Directive.
Nothing should be left out: output all of the entries exactly.
>> start Records for this exercise
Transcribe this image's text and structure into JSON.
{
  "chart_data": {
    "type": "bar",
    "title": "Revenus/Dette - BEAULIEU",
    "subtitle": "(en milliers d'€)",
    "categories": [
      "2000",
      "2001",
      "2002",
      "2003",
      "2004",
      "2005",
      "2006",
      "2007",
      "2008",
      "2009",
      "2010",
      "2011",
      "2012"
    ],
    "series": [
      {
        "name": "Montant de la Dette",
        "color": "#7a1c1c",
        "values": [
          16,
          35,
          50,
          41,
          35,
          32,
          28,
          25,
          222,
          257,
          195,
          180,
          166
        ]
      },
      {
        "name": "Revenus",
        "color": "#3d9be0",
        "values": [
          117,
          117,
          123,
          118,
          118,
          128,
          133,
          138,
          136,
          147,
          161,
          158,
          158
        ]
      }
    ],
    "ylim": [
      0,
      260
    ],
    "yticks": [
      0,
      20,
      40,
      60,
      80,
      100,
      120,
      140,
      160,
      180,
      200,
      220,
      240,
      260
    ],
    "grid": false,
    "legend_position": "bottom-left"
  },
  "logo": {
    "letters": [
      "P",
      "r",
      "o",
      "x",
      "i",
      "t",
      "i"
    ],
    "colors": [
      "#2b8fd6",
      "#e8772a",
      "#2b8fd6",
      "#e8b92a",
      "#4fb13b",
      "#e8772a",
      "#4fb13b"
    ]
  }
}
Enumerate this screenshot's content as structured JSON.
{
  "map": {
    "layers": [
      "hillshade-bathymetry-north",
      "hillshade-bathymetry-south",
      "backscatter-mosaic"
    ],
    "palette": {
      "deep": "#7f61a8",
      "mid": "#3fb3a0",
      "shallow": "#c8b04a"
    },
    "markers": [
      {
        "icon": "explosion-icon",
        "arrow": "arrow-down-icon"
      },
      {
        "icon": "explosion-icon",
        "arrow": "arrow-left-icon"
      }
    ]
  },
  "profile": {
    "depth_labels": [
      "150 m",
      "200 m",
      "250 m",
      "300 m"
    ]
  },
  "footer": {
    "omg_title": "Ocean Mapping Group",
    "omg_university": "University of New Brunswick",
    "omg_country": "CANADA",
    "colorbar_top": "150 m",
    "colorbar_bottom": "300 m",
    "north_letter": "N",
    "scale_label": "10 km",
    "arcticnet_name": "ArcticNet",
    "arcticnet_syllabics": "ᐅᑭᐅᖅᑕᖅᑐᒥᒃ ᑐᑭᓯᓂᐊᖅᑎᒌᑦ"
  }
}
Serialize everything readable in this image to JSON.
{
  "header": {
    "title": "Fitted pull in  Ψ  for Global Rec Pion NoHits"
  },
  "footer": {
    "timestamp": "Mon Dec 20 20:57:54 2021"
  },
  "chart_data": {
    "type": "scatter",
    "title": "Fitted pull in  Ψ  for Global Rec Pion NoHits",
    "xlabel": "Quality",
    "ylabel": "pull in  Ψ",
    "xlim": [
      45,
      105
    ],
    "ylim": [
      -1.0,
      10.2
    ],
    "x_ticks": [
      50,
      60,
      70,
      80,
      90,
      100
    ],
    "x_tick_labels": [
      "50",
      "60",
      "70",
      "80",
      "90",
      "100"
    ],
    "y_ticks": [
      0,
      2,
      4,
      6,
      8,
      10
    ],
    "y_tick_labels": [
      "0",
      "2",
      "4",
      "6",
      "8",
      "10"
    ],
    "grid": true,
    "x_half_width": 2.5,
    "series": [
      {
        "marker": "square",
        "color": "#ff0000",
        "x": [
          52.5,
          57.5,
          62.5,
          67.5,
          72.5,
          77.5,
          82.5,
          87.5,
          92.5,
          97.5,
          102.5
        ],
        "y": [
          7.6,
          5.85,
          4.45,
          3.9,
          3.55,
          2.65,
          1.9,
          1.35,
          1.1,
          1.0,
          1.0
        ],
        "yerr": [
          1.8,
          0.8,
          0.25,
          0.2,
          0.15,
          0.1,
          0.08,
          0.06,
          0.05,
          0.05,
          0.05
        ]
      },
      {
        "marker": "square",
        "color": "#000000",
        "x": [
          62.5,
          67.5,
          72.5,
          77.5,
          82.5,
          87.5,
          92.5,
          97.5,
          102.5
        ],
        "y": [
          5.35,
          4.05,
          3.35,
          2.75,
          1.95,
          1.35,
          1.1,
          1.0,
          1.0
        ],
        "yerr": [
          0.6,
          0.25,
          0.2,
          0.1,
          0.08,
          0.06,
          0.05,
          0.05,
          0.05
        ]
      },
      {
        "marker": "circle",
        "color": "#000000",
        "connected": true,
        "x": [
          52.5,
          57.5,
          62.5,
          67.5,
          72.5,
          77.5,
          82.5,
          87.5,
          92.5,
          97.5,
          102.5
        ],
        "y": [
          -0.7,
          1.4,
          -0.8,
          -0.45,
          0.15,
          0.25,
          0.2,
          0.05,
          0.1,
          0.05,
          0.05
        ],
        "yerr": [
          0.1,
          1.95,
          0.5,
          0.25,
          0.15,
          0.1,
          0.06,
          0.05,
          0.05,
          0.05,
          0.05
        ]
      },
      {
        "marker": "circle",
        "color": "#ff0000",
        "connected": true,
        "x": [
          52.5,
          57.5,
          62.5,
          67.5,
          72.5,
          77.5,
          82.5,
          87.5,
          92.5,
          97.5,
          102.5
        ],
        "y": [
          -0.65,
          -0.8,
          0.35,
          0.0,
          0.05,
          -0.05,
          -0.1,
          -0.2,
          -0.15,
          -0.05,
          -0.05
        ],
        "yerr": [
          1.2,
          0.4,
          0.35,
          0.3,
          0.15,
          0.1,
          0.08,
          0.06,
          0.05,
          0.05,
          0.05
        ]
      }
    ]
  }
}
>> end Records for this exercise
The completed task.
Transcribe this image's text and structure into JSON.
{
  "chart_data": {
    "type": "bar",
    "title": "Revenus/Dette - BEAULIEU",
    "subtitle": "(en milliers d'€)",
    "categories": [
      "2000",
      "2001",
      "2002",
      "2003",
      "2004",
      "2005",
      "2006",
      "2007",
      "2008",
      "2009",
      "2010",
      "2011",
      "2012"
    ],
    "series": [
      {
        "name": "Montant de la Dette",
        "color": "#7a1c1c",
        "values": [
          16,
          35,
          50,
          41,
          35,
          32,
          28,
          25,
          222,
          257,
          195,
          180,
          166
        ]
      },
      {
        "name": "Revenus",
        "color": "#3d9be0",
        "values": [
          117,
          117,
          123,
          118,
          118,
          128,
          133,
          138,
          136,
          147,
          161,
          158,
          158
        ]
      }
    ],
    "ylim": [
      0,
      260
    ],
    "yticks": [
      0,
      20,
      40,
      60,
      80,
      100,
      120,
      140,
      160,
      180,
      200,
      220,
      240,
      260
    ],
    "grid": false,
    "legend_position": "bottom-left"
  },
  "logo": {
    "letters": [
      "P",
      "r",
      "o",
      "x",
      "i",
      "t",
      "i"
    ],
    "colors": [
      "#2b8fd6",
      "#e8772a",
      "#2b8fd6",
      "#e8b92a",
      "#4fb13b",
      "#e8772a",
      "#4fb13b"
    ]
  }
}
Enumerate this screenshot's content as structured JSON.
{
  "map": {
    "layers": [
      "hillshade-bathymetry-north",
      "hillshade-bathymetry-south",
      "backscatter-mosaic"
    ],
    "palette": {
      "deep": "#7f61a8",
      "mid": "#3fb3a0",
      "shallow": "#c8b04a"
    },
    "markers": [
      {
        "icon": "explosion-icon",
        "arrow": "arrow-down-icon"
      },
      {
        "icon": "explosion-icon",
        "arrow": "arrow-left-icon"
      }
    ]
  },
  "profile": {
    "depth_labels": [
      "150 m",
      "200 m",
      "250 m",
      "300 m"
    ]
  },
  "footer": {
    "omg_title": "Ocean Mapping Group",
    "omg_university": "University of New Brunswick",
    "omg_country": "CANADA",
    "colorbar_top": "150 m",
    "colorbar_bottom": "300 m",
    "north_letter": "N",
    "scale_label": "10 km",
    "arcticnet_name": "ArcticNet",
    "arcticnet_syllabics": "ᐅᑭᐅᖅᑕᖅᑐᒥᒃ ᑐᑭᓯᓂᐊᖅᑎᒌᑦ"
  }
}
Serialize everything readable in this image to JSON.
{
  "header": {
    "title": "Fitted pull in  Ψ  for Global Rec Pion NoHits"
  },
  "footer": {
    "timestamp": "Mon Dec 20 20:57:54 2021"
  },
  "chart_data": {
    "type": "scatter",
    "title": "Fitted pull in  Ψ  for Global Rec Pion NoHits",
    "xlabel": "Quality",
    "ylabel": "pull in  Ψ",
    "xlim": [
      45,
      105
    ],
    "ylim": [
      -1.0,
      10.2
    ],
    "x_ticks": [
      50,
      60,
      70,
      80,
      90,
      100
    ],
    "x_tick_labels": [
      "50",
      "60",
      "70",
      "80",
      "90",
      "100"
    ],
    "y_ticks": [
      0,
      2,
      4,
      6,
      8,
      10
    ],
    "y_tick_labels": [
      "0",
      "2",
      "4",
      "6",
      "8",
      "10"
    ],
    "grid": true,
    "x_half_width": 2.5,
    "series": [
      {
        "marker": "square",
        "color": "#ff0000",
        "x": [
          52.5,
          57.5,
          62.5,
          67.5,
          72.5,
          77.5,
          82.5,
          87.5,
          92.5,
          97.5,
          102.5
        ],
        "y": [
          7.6,
          5.85,
          4.45,
          3.9,
          3.55,
          2.65,
          1.9,
          1.35,
          1.1,
          1.0,
          1.0
        ],
        "yerr": [
          1.8,
          0.8,
          0.25,
          0.2,
          0.15,
          0.1,
          0.08,
          0.06,
          0.05,
          0.05,
          0.05
        ]
      },
      {
        "marker": "square",
        "color": "#000000",
        "x": [
          62.5,
          67.5,
          72.5,
          77.5,
          82.5,
          87.5,
          92.5,
          97.5,
          102.5
        ],
        "y": [
          5.35,
          4.05,
          3.35,
          2.75,
          1.95,
          1.35,
          1.1,
          1.0,
          1.0
        ],
        "yerr": [
          0.6,
          0.25,
          0.2,
          0.1,
          0.08,
          0.06,
          0.05,
          0.05,
          0.05
        ]
      },
      {
        "marker": "circle",
        "color": "#000000",
        "connected": true,
        "x": [
          52.5,
          57.5,
          62.5,
          67.5,
          72.5,
          77.5,
          82.5,
          87.5,
          92.5,
          97.5,
          102.5
        ],
        "y": [
          -0.7,
          1.4,
          -0.8,
          -0.45,
          0.15,
          0.25,
          0.2,
          0.05,
          0.1,
          0.05,
          0.05
        ],
        "yerr": [
          0.1,
          1.95,
          0.5,
          0.25,
          0.15,
          0.1,
          0.06,
          0.05,
          0.05,
          0.05,
          0.05
        ]
      },
      {
        "marker": "circle",
        "color": "#ff0000",
        "connected": true,
        "x": [
          52.5,
          57.5,
          62.5,
          67.5,
          72.5,
          77.5,
          82.5,
          87.5,
          92.5,
          97.5,
          102.5
        ],
        "y": [
          -0.65,
          -0.8,
          0.35,
          0.0,
          0.05,
          -0.05,
          -0.1,
          -0.2,
          -0.15,
          -0.05,
          -0.05
        ],
        "yerr": [
          1.2,
          0.4,
          0.35,
          0.3,
          0.15,
          0.1,
          0.08,
          0.06,
          0.05,
          0.05,
          0.05
        ]
      }
    ]
  }
}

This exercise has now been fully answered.